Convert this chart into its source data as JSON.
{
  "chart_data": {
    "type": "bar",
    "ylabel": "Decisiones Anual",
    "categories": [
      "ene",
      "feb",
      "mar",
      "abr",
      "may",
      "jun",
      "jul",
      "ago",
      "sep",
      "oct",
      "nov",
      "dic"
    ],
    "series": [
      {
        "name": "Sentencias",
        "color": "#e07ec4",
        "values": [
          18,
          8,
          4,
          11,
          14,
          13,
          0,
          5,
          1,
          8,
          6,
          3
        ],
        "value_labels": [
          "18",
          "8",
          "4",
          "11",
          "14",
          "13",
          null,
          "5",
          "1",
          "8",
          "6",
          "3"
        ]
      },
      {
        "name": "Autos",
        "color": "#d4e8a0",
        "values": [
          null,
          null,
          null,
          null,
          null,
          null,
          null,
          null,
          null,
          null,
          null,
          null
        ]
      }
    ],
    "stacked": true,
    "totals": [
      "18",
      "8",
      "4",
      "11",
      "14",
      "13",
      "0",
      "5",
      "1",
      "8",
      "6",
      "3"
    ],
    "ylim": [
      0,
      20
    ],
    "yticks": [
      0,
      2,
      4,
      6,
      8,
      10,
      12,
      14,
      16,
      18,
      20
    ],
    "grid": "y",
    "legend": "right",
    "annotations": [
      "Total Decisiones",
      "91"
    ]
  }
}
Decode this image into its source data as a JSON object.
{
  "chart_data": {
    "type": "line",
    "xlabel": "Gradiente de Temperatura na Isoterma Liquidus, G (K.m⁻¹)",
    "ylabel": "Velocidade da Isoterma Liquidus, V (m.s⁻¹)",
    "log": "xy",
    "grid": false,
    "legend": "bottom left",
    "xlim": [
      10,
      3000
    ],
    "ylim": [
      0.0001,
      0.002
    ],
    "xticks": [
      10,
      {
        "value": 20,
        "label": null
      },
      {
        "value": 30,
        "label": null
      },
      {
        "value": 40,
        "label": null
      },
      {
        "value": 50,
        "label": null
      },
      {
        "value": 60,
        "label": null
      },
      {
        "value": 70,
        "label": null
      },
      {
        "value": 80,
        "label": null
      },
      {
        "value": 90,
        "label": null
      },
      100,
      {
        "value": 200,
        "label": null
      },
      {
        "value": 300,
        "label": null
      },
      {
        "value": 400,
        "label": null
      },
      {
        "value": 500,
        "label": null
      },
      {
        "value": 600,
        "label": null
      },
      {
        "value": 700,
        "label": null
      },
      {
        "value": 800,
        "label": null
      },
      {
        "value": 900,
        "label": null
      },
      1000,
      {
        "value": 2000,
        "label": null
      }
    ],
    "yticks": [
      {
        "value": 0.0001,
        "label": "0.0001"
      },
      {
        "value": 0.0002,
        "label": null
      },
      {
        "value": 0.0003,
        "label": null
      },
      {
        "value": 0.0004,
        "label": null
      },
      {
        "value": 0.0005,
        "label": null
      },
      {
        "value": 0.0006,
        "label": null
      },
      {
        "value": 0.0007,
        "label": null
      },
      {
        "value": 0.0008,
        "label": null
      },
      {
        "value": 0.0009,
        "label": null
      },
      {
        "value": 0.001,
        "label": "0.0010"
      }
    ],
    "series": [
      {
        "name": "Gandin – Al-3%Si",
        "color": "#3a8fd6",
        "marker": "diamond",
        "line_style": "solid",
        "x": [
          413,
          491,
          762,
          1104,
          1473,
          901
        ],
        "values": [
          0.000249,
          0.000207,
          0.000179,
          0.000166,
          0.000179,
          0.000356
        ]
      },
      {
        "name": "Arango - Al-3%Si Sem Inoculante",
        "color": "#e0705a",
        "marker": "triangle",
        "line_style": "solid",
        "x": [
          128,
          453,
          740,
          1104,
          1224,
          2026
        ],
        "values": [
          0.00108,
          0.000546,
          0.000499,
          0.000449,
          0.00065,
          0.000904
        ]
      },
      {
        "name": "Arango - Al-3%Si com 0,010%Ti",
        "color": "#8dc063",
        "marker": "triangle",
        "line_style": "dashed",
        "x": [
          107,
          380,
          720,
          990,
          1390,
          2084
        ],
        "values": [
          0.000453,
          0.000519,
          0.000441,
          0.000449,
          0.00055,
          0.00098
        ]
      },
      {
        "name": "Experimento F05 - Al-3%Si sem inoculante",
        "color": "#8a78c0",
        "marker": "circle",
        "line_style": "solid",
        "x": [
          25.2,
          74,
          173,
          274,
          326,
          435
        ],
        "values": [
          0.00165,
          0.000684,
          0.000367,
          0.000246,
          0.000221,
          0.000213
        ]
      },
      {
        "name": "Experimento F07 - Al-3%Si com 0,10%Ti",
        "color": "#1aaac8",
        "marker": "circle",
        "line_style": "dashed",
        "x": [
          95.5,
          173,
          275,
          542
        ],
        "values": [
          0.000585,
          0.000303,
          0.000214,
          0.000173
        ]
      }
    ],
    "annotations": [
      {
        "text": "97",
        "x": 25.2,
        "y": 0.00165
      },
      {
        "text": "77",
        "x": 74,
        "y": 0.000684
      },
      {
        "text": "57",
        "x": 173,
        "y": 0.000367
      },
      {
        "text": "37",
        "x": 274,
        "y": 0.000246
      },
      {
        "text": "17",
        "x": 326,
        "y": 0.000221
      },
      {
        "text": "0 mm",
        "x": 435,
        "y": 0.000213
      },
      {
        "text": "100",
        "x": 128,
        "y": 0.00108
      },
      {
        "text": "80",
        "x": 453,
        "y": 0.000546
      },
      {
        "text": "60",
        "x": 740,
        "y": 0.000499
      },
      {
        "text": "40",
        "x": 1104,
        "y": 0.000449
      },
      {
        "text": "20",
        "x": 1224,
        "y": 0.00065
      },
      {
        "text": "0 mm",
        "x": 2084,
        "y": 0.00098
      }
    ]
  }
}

━━━

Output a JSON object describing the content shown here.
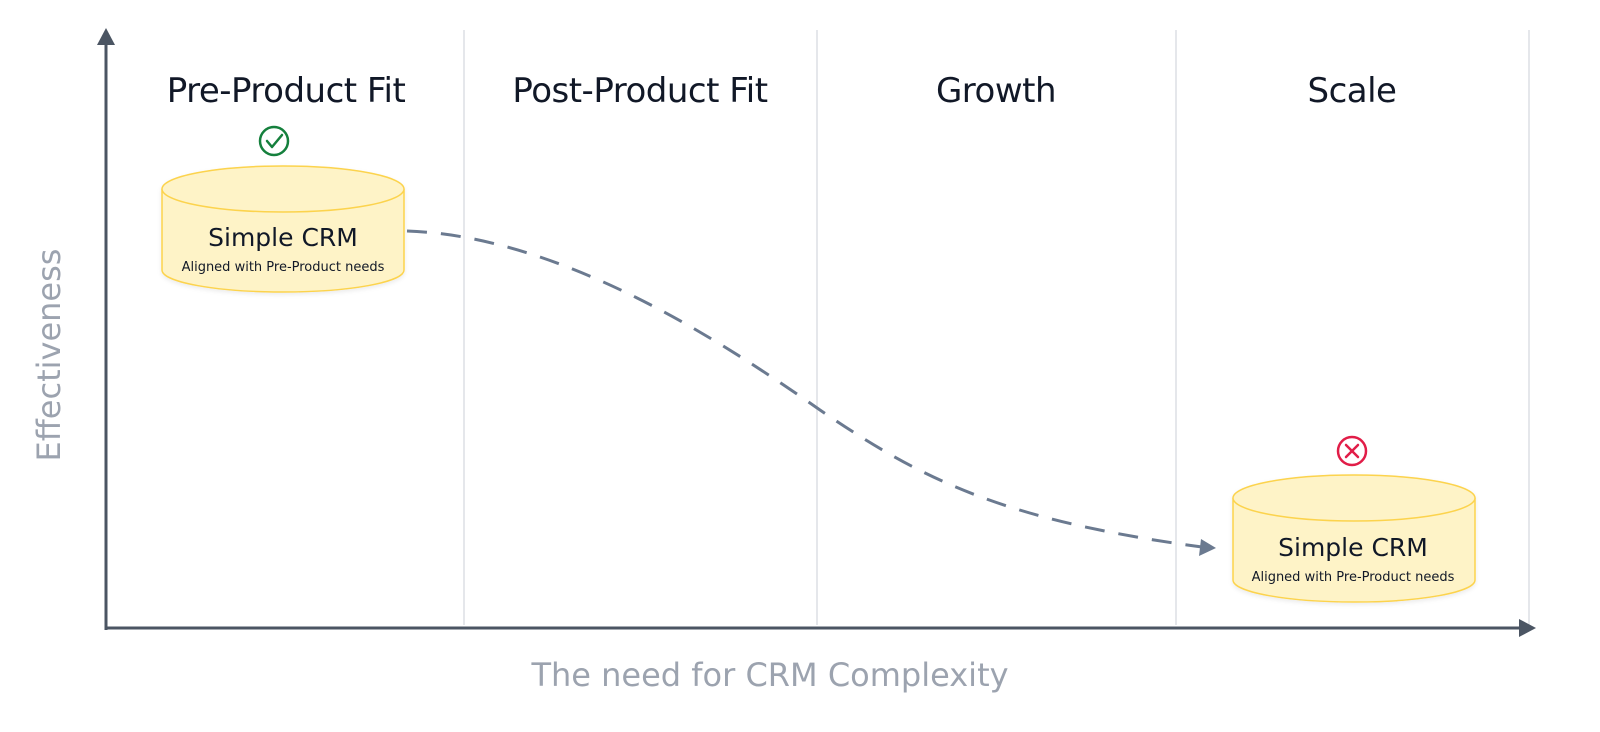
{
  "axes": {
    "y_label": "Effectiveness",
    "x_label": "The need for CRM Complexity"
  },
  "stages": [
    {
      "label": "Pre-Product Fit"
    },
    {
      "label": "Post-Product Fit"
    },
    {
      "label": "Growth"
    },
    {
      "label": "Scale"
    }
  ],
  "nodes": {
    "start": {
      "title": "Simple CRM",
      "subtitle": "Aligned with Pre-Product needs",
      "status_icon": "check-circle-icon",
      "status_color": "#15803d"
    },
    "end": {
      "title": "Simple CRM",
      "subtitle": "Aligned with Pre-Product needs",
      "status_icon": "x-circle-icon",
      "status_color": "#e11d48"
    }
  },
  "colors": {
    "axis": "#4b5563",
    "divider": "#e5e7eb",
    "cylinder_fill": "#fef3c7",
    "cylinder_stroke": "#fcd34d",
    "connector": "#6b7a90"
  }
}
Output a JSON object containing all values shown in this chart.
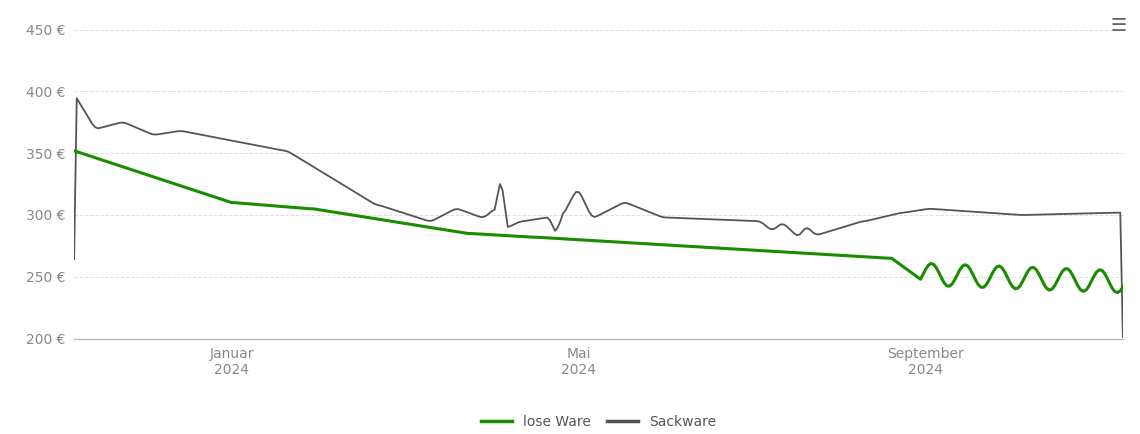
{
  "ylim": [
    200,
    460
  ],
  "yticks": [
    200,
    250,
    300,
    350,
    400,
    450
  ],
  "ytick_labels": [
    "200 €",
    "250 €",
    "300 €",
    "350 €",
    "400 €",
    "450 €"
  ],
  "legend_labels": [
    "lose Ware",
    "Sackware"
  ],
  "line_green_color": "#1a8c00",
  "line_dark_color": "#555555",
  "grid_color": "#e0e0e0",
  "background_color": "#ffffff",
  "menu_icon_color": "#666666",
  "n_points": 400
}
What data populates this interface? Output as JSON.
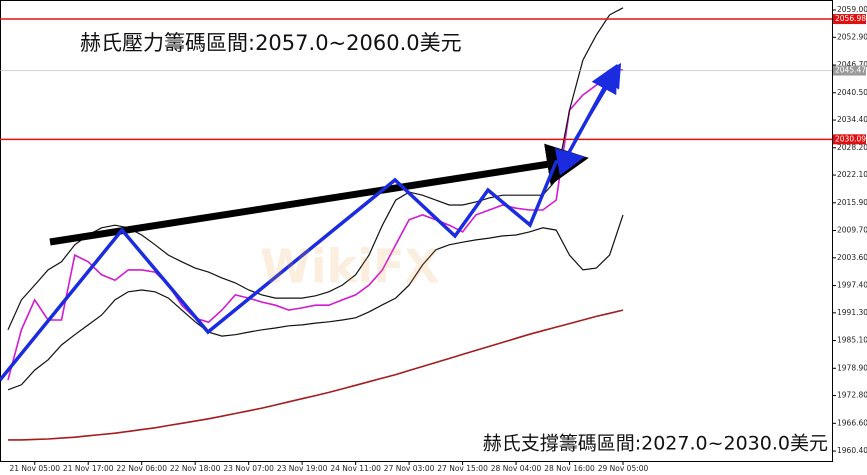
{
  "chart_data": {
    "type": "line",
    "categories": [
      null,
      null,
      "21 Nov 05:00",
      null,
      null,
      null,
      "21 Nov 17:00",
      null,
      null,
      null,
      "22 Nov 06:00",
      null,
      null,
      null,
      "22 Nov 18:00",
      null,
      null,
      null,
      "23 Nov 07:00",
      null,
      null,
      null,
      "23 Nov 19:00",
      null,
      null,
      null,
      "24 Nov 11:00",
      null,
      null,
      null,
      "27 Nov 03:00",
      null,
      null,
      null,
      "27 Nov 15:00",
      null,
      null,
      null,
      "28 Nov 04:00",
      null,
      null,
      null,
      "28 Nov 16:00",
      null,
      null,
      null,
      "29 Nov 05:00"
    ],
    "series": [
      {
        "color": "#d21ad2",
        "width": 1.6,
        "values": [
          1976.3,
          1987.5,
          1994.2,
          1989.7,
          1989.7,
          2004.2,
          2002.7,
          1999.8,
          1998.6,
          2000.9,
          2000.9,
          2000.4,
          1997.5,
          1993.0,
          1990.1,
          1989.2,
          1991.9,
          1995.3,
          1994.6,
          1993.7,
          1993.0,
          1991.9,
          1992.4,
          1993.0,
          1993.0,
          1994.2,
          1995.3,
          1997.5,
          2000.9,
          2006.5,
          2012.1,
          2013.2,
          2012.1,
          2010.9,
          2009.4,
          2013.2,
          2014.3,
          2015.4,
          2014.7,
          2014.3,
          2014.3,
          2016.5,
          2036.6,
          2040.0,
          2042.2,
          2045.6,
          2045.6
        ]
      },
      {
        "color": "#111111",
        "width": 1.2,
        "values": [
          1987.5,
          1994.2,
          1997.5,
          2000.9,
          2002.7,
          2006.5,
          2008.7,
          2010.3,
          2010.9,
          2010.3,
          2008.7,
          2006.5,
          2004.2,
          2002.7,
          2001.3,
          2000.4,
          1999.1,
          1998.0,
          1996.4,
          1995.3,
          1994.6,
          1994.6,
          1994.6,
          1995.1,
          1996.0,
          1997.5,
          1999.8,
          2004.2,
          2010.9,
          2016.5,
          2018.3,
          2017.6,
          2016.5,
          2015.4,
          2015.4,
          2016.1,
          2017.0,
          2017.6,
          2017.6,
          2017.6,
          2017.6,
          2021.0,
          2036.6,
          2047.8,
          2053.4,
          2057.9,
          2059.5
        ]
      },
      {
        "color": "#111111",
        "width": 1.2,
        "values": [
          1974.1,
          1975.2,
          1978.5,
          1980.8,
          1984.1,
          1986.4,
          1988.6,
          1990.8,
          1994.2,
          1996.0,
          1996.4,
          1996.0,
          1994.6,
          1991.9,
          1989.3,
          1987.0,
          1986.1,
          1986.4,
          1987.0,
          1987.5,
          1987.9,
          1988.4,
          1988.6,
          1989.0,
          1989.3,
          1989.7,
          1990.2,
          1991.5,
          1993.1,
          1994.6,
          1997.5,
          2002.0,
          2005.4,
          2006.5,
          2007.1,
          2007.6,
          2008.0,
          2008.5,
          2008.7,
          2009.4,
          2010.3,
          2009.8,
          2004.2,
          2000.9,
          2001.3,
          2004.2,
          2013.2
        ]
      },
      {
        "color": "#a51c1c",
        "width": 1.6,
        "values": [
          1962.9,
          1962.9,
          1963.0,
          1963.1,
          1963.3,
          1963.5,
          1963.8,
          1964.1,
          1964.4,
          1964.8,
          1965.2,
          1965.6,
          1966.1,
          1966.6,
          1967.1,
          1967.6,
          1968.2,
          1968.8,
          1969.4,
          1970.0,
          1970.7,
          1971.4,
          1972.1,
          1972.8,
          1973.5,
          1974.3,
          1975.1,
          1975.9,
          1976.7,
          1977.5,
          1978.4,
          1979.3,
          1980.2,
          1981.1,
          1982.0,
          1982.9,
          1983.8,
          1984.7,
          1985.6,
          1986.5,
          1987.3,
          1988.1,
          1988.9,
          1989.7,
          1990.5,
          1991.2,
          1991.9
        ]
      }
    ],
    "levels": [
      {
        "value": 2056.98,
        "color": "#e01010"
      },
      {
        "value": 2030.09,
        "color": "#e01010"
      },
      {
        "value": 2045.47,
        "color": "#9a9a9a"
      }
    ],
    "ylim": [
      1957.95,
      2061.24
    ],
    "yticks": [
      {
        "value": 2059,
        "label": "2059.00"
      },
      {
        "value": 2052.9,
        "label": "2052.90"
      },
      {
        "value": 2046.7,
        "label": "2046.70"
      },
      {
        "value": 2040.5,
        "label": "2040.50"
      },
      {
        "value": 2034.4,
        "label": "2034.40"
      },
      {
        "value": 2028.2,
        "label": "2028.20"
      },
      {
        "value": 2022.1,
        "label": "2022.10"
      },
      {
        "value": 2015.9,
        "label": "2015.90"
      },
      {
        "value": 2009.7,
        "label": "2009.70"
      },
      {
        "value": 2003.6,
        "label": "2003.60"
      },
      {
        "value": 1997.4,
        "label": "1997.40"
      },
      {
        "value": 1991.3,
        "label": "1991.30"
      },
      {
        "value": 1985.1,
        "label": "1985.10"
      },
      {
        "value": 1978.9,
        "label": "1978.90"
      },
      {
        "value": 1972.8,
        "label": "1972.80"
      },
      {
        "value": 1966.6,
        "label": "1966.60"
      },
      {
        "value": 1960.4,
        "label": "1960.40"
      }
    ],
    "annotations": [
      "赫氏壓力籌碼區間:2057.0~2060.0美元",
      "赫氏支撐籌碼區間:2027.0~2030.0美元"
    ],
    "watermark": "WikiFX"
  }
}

━━━

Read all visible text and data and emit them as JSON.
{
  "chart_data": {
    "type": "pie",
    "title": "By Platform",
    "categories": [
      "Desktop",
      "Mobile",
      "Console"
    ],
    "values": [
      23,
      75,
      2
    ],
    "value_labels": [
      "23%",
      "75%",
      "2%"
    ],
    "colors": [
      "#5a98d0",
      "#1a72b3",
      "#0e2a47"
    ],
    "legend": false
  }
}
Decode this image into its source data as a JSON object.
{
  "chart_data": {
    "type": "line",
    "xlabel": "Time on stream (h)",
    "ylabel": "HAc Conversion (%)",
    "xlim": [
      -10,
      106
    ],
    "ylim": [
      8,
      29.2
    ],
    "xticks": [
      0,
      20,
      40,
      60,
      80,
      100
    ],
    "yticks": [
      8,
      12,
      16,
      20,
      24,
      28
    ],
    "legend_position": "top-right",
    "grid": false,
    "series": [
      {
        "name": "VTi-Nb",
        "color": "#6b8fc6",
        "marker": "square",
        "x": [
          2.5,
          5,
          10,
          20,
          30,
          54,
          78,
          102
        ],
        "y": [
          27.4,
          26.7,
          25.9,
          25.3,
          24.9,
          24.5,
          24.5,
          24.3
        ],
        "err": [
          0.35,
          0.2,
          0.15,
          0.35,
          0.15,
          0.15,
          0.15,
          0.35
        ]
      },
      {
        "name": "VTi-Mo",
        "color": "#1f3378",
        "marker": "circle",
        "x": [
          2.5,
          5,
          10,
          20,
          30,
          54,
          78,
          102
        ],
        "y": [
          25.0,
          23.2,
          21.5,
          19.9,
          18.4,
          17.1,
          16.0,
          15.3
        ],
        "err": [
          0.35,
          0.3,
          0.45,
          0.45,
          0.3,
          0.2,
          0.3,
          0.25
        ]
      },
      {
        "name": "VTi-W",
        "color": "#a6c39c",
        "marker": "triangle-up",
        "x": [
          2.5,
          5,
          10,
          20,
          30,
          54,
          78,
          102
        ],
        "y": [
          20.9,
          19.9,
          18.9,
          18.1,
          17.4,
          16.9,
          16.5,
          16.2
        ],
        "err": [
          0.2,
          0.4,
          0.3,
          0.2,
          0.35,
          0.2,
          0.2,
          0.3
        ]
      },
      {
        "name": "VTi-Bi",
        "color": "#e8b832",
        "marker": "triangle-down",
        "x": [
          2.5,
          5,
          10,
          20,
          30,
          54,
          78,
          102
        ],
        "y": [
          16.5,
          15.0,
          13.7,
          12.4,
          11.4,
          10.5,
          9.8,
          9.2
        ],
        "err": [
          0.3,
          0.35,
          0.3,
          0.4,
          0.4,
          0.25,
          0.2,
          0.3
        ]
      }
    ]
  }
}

━━━

▶ _EXERCISE TASK_
Write down every line of the data above that includes the string "Liquidus".

▶ _SOLUTION BELOW_
    "xlabel": "Gradiente de Temperatura na Isoterma Liquidus, G (K.m⁻¹)",
    "ylabel": "Velocidade da Isoterma Liquidus, V (m.s⁻¹)",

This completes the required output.